[Problem to work on]:
How many lines in these records hold the string "Prediction"? Reply with the number alone.

[Data]:
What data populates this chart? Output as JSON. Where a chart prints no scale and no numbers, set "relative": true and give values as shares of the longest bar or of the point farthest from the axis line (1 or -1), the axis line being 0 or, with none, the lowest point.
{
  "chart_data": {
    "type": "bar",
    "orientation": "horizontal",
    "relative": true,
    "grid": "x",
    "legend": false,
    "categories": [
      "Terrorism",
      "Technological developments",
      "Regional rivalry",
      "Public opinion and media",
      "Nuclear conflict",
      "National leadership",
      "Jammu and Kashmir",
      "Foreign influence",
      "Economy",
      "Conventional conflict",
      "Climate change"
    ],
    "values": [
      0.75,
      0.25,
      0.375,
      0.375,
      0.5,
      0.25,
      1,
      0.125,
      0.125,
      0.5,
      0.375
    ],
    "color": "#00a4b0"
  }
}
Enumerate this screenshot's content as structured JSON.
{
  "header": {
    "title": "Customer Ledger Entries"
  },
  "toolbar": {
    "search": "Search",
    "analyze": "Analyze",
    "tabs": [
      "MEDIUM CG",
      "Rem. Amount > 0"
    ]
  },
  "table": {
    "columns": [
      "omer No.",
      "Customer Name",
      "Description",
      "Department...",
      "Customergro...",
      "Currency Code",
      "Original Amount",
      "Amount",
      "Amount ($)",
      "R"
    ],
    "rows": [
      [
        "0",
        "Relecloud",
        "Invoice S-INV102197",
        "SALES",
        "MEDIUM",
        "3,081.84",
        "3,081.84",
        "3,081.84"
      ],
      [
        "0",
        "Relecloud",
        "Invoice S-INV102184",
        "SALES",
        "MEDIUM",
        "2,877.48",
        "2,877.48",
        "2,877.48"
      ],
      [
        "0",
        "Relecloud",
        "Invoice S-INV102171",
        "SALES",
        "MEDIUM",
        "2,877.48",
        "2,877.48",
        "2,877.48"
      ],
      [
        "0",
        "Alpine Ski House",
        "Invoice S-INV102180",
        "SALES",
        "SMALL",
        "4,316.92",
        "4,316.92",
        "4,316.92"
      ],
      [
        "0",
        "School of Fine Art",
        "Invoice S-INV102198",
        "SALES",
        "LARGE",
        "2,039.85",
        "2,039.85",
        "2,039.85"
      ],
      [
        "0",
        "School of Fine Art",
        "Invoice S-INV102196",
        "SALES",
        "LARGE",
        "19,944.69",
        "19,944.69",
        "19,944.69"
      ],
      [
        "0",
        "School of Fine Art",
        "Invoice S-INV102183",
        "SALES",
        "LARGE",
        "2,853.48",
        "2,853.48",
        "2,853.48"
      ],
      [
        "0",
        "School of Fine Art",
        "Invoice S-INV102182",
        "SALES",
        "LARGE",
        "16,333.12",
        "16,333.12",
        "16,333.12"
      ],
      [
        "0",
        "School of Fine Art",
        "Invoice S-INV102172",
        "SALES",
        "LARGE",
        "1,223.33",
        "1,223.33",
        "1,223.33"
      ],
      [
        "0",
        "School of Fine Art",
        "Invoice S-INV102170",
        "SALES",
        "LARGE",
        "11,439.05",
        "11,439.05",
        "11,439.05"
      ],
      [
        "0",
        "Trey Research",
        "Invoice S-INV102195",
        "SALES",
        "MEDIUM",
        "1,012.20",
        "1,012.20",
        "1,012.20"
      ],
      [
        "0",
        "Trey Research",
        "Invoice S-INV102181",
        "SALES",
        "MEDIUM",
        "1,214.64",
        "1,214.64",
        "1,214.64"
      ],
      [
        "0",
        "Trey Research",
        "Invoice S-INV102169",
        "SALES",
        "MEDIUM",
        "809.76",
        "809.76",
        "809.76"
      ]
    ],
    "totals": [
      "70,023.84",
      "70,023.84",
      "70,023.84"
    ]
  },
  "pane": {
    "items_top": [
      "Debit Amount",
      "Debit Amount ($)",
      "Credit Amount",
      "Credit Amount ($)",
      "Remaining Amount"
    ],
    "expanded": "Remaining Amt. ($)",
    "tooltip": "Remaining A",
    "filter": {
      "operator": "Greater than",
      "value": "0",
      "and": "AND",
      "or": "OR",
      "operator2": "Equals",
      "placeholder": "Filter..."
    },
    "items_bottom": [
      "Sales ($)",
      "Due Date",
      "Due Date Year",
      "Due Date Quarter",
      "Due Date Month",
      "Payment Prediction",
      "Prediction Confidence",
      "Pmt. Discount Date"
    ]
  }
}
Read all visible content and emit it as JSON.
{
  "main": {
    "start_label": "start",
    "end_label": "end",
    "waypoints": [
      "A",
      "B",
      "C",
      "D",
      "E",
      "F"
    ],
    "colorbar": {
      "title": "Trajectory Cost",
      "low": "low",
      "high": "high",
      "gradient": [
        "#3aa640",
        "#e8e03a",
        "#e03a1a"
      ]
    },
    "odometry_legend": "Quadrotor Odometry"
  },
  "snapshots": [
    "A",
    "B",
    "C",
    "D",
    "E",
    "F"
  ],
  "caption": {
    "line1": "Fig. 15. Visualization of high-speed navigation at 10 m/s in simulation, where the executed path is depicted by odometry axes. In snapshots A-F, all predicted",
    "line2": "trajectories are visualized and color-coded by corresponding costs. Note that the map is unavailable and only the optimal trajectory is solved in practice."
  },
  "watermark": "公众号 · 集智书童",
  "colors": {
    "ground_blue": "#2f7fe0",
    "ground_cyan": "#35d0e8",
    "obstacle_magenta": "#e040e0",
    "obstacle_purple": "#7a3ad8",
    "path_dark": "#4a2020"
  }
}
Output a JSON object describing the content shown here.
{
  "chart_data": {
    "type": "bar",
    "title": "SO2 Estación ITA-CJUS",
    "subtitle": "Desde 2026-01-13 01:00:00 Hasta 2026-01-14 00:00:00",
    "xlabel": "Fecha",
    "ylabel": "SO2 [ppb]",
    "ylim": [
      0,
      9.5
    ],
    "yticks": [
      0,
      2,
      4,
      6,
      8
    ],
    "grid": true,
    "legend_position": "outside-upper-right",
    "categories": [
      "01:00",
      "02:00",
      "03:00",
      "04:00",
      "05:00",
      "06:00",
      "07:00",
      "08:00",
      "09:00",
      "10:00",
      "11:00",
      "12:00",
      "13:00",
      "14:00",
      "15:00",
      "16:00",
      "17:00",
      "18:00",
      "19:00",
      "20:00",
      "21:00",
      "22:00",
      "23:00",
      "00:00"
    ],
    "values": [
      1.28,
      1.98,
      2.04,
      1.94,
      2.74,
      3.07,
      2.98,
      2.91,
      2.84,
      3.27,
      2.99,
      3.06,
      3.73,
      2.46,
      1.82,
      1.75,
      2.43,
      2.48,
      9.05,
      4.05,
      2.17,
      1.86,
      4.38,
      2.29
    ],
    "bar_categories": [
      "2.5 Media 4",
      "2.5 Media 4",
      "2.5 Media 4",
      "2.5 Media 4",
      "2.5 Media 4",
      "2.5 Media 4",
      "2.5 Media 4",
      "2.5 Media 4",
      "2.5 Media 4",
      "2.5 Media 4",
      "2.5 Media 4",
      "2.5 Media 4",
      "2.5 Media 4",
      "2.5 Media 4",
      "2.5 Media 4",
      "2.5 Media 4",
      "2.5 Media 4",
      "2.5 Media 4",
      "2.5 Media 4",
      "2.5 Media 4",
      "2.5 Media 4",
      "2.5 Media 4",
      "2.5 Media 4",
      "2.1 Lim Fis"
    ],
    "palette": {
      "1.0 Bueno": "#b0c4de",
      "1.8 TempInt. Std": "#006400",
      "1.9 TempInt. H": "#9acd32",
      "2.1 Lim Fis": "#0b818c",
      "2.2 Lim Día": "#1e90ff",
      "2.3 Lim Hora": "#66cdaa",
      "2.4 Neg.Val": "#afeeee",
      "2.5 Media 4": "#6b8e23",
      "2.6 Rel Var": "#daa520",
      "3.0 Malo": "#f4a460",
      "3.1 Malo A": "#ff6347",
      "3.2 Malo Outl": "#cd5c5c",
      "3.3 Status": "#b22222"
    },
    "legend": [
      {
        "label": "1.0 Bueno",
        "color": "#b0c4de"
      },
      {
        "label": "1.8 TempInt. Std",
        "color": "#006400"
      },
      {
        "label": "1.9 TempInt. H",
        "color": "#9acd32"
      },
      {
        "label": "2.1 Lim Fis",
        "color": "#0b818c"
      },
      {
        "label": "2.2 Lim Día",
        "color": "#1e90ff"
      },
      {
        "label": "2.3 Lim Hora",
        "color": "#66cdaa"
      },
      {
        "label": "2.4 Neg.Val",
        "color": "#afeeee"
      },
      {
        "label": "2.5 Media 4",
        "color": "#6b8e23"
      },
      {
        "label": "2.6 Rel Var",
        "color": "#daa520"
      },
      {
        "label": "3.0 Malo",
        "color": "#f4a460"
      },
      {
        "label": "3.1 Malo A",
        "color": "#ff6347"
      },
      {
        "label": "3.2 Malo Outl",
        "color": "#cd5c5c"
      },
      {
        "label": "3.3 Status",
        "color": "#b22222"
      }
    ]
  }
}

[The result]:
2